[Collected data entries]
━━━━━━━━

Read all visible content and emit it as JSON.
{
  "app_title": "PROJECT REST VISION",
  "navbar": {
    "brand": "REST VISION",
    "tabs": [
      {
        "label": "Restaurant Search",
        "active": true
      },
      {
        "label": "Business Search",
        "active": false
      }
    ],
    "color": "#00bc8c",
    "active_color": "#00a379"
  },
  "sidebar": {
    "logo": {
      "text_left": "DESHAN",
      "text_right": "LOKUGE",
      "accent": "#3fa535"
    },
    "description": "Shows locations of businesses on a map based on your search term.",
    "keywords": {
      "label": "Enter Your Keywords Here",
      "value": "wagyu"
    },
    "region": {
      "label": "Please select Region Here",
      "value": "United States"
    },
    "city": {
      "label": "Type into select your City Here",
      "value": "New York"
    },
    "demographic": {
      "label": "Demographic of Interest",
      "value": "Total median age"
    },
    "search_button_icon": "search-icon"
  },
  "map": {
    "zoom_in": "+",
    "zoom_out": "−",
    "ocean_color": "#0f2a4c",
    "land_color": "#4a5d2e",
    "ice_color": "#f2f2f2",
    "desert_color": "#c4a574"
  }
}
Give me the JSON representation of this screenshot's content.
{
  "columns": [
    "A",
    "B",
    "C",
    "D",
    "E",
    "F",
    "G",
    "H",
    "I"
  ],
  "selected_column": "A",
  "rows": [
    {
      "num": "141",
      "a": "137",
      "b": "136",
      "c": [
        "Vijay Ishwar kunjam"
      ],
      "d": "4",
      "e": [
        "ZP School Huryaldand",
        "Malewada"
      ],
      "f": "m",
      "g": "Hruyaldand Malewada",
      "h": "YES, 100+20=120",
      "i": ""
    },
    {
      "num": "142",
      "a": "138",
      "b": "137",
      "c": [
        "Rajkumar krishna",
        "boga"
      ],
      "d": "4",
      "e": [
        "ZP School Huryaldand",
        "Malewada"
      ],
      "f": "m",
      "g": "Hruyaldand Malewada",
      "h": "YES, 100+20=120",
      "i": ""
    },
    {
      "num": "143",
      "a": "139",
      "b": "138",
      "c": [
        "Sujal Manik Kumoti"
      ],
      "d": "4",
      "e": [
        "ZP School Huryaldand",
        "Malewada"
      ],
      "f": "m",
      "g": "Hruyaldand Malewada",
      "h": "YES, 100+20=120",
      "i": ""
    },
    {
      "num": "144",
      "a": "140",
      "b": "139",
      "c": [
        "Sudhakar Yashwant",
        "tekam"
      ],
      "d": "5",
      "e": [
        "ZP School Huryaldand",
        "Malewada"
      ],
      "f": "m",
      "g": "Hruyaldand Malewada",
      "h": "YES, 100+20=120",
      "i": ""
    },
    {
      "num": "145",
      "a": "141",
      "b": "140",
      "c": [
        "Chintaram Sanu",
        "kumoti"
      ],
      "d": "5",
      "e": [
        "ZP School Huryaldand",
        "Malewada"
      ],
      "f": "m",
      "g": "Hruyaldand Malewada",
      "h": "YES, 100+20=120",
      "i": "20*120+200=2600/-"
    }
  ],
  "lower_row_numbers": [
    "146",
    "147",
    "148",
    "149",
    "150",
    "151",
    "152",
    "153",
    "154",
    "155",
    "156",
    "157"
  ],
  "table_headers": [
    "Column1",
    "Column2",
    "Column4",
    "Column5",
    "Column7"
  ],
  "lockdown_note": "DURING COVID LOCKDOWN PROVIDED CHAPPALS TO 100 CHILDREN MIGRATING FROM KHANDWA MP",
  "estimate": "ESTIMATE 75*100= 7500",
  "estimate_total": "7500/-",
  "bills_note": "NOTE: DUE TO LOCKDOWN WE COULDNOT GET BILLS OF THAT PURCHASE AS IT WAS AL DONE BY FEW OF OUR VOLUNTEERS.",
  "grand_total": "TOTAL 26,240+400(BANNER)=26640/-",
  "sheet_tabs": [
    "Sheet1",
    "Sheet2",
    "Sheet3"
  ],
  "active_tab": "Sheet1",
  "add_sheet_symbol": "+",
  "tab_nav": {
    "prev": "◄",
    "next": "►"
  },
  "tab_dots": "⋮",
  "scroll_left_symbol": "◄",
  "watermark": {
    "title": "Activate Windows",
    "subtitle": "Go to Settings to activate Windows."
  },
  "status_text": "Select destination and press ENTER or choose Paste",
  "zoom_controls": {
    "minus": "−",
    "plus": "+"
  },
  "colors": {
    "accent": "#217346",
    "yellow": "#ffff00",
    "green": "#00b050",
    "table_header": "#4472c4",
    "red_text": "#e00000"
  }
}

━━━━━━━━

Return all of the data precisely as it appears.

Read all visible content and emit it as JSON.
{
  "app_title": "PROJECT REST VISION",
  "navbar": {
    "brand": "REST VISION",
    "tabs": [
      {
        "label": "Restaurant Search",
        "active": true
      },
      {
        "label": "Business Search",
        "active": false
      }
    ],
    "color": "#00bc8c",
    "active_color": "#00a379"
  },
  "sidebar": {
    "logo": {
      "text_left": "DESHAN",
      "text_right": "LOKUGE",
      "accent": "#3fa535"
    },
    "description": "Shows locations of businesses on a map based on your search term.",
    "keywords": {
      "label": "Enter Your Keywords Here",
      "value": "wagyu"
    },
    "region": {
      "label": "Please select Region Here",
      "value": "United States"
    },
    "city": {
      "label": "Type into select your City Here",
      "value": "New York"
    },
    "demographic": {
      "label": "Demographic of Interest",
      "value": "Total median age"
    },
    "search_button_icon": "search-icon"
  },
  "map": {
    "zoom_in": "+",
    "zoom_out": "−",
    "ocean_color": "#0f2a4c",
    "land_color": "#4a5d2e",
    "ice_color": "#f2f2f2",
    "desert_color": "#c4a574"
  }
}
Give me the JSON representation of this screenshot's content.
{
  "columns": [
    "A",
    "B",
    "C",
    "D",
    "E",
    "F",
    "G",
    "H",
    "I"
  ],
  "selected_column": "A",
  "rows": [
    {
      "num": "141",
      "a": "137",
      "b": "136",
      "c": [
        "Vijay Ishwar kunjam"
      ],
      "d": "4",
      "e": [
        "ZP School Huryaldand",
        "Malewada"
      ],
      "f": "m",
      "g": "Hruyaldand Malewada",
      "h": "YES, 100+20=120",
      "i": ""
    },
    {
      "num": "142",
      "a": "138",
      "b": "137",
      "c": [
        "Rajkumar krishna",
        "boga"
      ],
      "d": "4",
      "e": [
        "ZP School Huryaldand",
        "Malewada"
      ],
      "f": "m",
      "g": "Hruyaldand Malewada",
      "h": "YES, 100+20=120",
      "i": ""
    },
    {
      "num": "143",
      "a": "139",
      "b": "138",
      "c": [
        "Sujal Manik Kumoti"
      ],
      "d": "4",
      "e": [
        "ZP School Huryaldand",
        "Malewada"
      ],
      "f": "m",
      "g": "Hruyaldand Malewada",
      "h": "YES, 100+20=120",
      "i": ""
    },
    {
      "num": "144",
      "a": "140",
      "b": "139",
      "c": [
        "Sudhakar Yashwant",
        "tekam"
      ],
      "d": "5",
      "e": [
        "ZP School Huryaldand",
        "Malewada"
      ],
      "f": "m",
      "g": "Hruyaldand Malewada",
      "h": "YES, 100+20=120",
      "i": ""
    },
    {
      "num": "145",
      "a": "141",
      "b": "140",
      "c": [
        "Chintaram Sanu",
        "kumoti"
      ],
      "d": "5",
      "e": [
        "ZP School Huryaldand",
        "Malewada"
      ],
      "f": "m",
      "g": "Hruyaldand Malewada",
      "h": "YES, 100+20=120",
      "i": "20*120+200=2600/-"
    }
  ],
  "lower_row_numbers": [
    "146",
    "147",
    "148",
    "149",
    "150",
    "151",
    "152",
    "153",
    "154",
    "155",
    "156",
    "157"
  ],
  "table_headers": [
    "Column1",
    "Column2",
    "Column4",
    "Column5",
    "Column7"
  ],
  "lockdown_note": "DURING COVID LOCKDOWN PROVIDED CHAPPALS TO 100 CHILDREN MIGRATING FROM KHANDWA MP",
  "estimate": "ESTIMATE 75*100= 7500",
  "estimate_total": "7500/-",
  "bills_note": "NOTE: DUE TO LOCKDOWN WE COULDNOT GET BILLS OF THAT PURCHASE AS IT WAS AL DONE BY FEW OF OUR VOLUNTEERS.",
  "grand_total": "TOTAL 26,240+400(BANNER)=26640/-",
  "sheet_tabs": [
    "Sheet1",
    "Sheet2",
    "Sheet3"
  ],
  "active_tab": "Sheet1",
  "add_sheet_symbol": "+",
  "tab_nav": {
    "prev": "◄",
    "next": "►"
  },
  "tab_dots": "⋮",
  "scroll_left_symbol": "◄",
  "watermark": {
    "title": "Activate Windows",
    "subtitle": "Go to Settings to activate Windows."
  },
  "status_text": "Select destination and press ENTER or choose Paste",
  "zoom_controls": {
    "minus": "−",
    "plus": "+"
  },
  "colors": {
    "accent": "#217346",
    "yellow": "#ffff00",
    "green": "#00b050",
    "table_header": "#4472c4",
    "red_text": "#e00000"
  }
}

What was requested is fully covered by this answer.